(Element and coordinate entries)

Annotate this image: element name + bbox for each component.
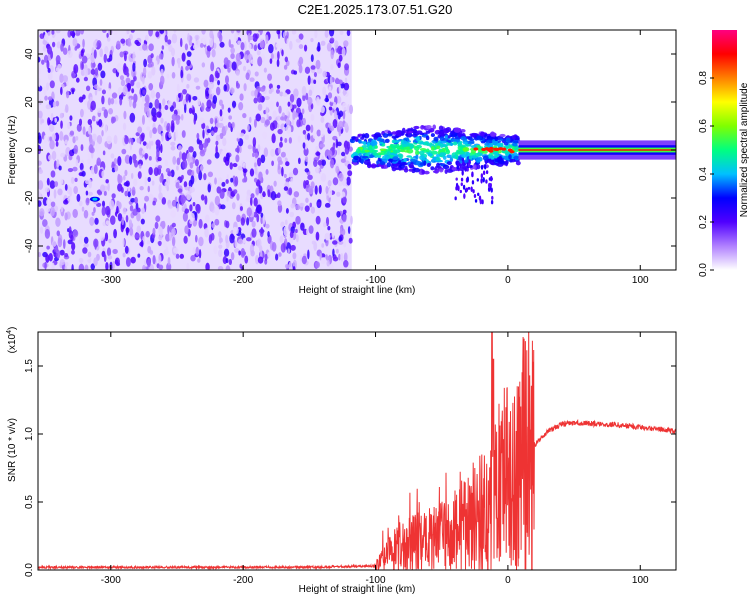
snr-x-tick-label: 0 bbox=[505, 575, 511, 586]
figure-title: C2E1.2025.173.07.51.G20 bbox=[297, 2, 453, 17]
snr-frame bbox=[37, 331, 677, 571]
carrier-band bbox=[518, 140, 676, 160]
spectrogram-y-axis-label: Frequency (Hz) bbox=[7, 116, 18, 185]
spectrogram-x-tick-label: -100 bbox=[366, 275, 386, 286]
colorbar-gradient bbox=[712, 30, 737, 270]
spectrogram-x-tick-label: -300 bbox=[101, 275, 121, 286]
noise-speckle bbox=[38, 30, 354, 270]
spectrogram-x-tick-label: 100 bbox=[632, 275, 649, 286]
spectrogram-y-tick-label: -20 bbox=[24, 190, 35, 205]
snr-x-axis-label: Height of straight line (km) bbox=[299, 584, 416, 595]
colorbar-tick-label: 0.4 bbox=[698, 167, 709, 181]
snr-y-tick-label: 0.5 bbox=[24, 495, 35, 509]
spectrogram-x-axis-label: Height of straight line (km) bbox=[299, 285, 416, 296]
snr-multiplier: (x104) bbox=[6, 327, 18, 354]
spectrogram-y-ticks: -40 -20 0 20 40 bbox=[24, 48, 676, 253]
snr-panel: -300 -200 -100 0 100 0.0 0.5 1.0 1.5 Height of … bbox=[6, 327, 677, 595]
signal-band bbox=[349, 124, 521, 205]
colorbar-tick-label: 0.6 bbox=[698, 119, 709, 133]
spectrogram-x-tick-label: -200 bbox=[233, 275, 253, 286]
snr-x-tick-label: 100 bbox=[632, 575, 649, 586]
colorbar-tick-label: 0.8 bbox=[698, 71, 709, 85]
snr-x-tick-label: -100 bbox=[366, 575, 386, 586]
colorbar-label: Normalized spectral amplitude bbox=[739, 82, 750, 217]
colorbar-ticks: 0.0 0.2 0.4 0.6 0.8 bbox=[698, 71, 714, 277]
spectrogram-y-tick-label: 0 bbox=[24, 147, 35, 153]
spectrogram-y-tick-label: -40 bbox=[24, 238, 35, 253]
spectrogram-heatmap bbox=[38, 30, 676, 270]
snr-y-tick-label: 1.5 bbox=[24, 359, 35, 373]
snr-series-line bbox=[38, 332, 676, 570]
snr-y-ticks: 0.0 0.5 1.0 1.5 bbox=[24, 359, 676, 577]
spectrogram-y-tick-label: 20 bbox=[24, 96, 35, 108]
snr-x-ticks: -300 -200 -100 0 100 bbox=[101, 332, 649, 586]
colorbar: 0.0 0.2 0.4 0.6 0.8 Normalized spectral ampl… bbox=[698, 30, 750, 277]
snr-x-tick-label: -200 bbox=[233, 575, 253, 586]
spectrogram-x-ticks: -300 -200 -100 0 100 bbox=[101, 30, 649, 286]
colorbar-tick-label: 0.0 bbox=[698, 263, 709, 277]
spectrogram-y-tick-label: 40 bbox=[24, 48, 35, 60]
snr-x-tick-label: -300 bbox=[101, 575, 121, 586]
snr-y-axis-label: SNR (10 * v/v) bbox=[7, 418, 18, 482]
snr-y-tick-label: 0.0 bbox=[24, 563, 35, 577]
colorbar-tick-label: 0.2 bbox=[698, 215, 709, 229]
snr-y-tick-label: 1.0 bbox=[24, 427, 35, 441]
spectrogram-x-tick-label: 0 bbox=[505, 275, 511, 286]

Job: Repeat the entries above line for line, without the pictures.

Written answer:
Annotate this image: element name + bbox for each component.
snr-x-tick-label: 0 bbox=[505, 575, 511, 586]
figure-title: C2E1.2025.173.07.51.G20 bbox=[297, 2, 453, 17]
snr-frame bbox=[37, 331, 677, 571]
carrier-band bbox=[518, 140, 676, 160]
spectrogram-y-axis-label: Frequency (Hz) bbox=[7, 116, 18, 185]
spectrogram-x-tick-label: -100 bbox=[366, 275, 386, 286]
colorbar-gradient bbox=[712, 30, 737, 270]
spectrogram-x-tick-label: -300 bbox=[101, 275, 121, 286]
noise-speckle bbox=[38, 30, 354, 270]
spectrogram-x-tick-label: 100 bbox=[632, 275, 649, 286]
spectrogram-y-tick-label: -20 bbox=[24, 190, 35, 205]
snr-x-axis-label: Height of straight line (km) bbox=[299, 584, 416, 595]
colorbar-tick-label: 0.4 bbox=[698, 167, 709, 181]
snr-y-tick-label: 0.5 bbox=[24, 495, 35, 509]
spectrogram-x-axis-label: Height of straight line (km) bbox=[299, 285, 416, 296]
snr-multiplier: (x104) bbox=[6, 327, 18, 354]
spectrogram-y-ticks: -40 -20 0 20 40 bbox=[24, 48, 676, 253]
snr-panel: -300 -200 -100 0 100 0.0 0.5 1.0 1.5 Height of … bbox=[6, 327, 677, 595]
signal-band bbox=[349, 124, 521, 205]
colorbar-tick-label: 0.6 bbox=[698, 119, 709, 133]
spectrogram-x-tick-label: -200 bbox=[233, 275, 253, 286]
snr-x-tick-label: 100 bbox=[632, 575, 649, 586]
colorbar-tick-label: 0.8 bbox=[698, 71, 709, 85]
snr-x-tick-label: -100 bbox=[366, 575, 386, 586]
colorbar-label: Normalized spectral amplitude bbox=[739, 82, 750, 217]
colorbar-ticks: 0.0 0.2 0.4 0.6 0.8 bbox=[698, 71, 714, 277]
spectrogram-y-tick-label: 0 bbox=[24, 147, 35, 153]
spectrogram-y-tick-label: -40 bbox=[24, 238, 35, 253]
spectrogram-heatmap bbox=[38, 30, 676, 270]
snr-y-tick-label: 1.5 bbox=[24, 359, 35, 373]
snr-series-line bbox=[38, 332, 676, 570]
snr-y-ticks: 0.0 0.5 1.0 1.5 bbox=[24, 359, 676, 577]
spectrogram-y-tick-label: 20 bbox=[24, 96, 35, 108]
snr-x-ticks: -300 -200 -100 0 100 bbox=[101, 332, 649, 586]
colorbar: 0.0 0.2 0.4 0.6 0.8 Normalized spectral ampl… bbox=[698, 30, 750, 277]
snr-x-tick-label: -200 bbox=[233, 575, 253, 586]
spectrogram-x-ticks: -300 -200 -100 0 100 bbox=[101, 30, 649, 286]
colorbar-tick-label: 0.0 bbox=[698, 263, 709, 277]
spectrogram-y-tick-label: 40 bbox=[24, 48, 35, 60]
snr-x-tick-label: -300 bbox=[101, 575, 121, 586]
snr-y-axis-label: SNR (10 * v/v) bbox=[7, 418, 18, 482]
snr-y-tick-label: 0.0 bbox=[24, 563, 35, 577]
colorbar-tick-label: 0.2 bbox=[698, 215, 709, 229]
snr-y-tick-label: 1.0 bbox=[24, 427, 35, 441]
spectrogram-x-tick-label: 0 bbox=[505, 275, 511, 286]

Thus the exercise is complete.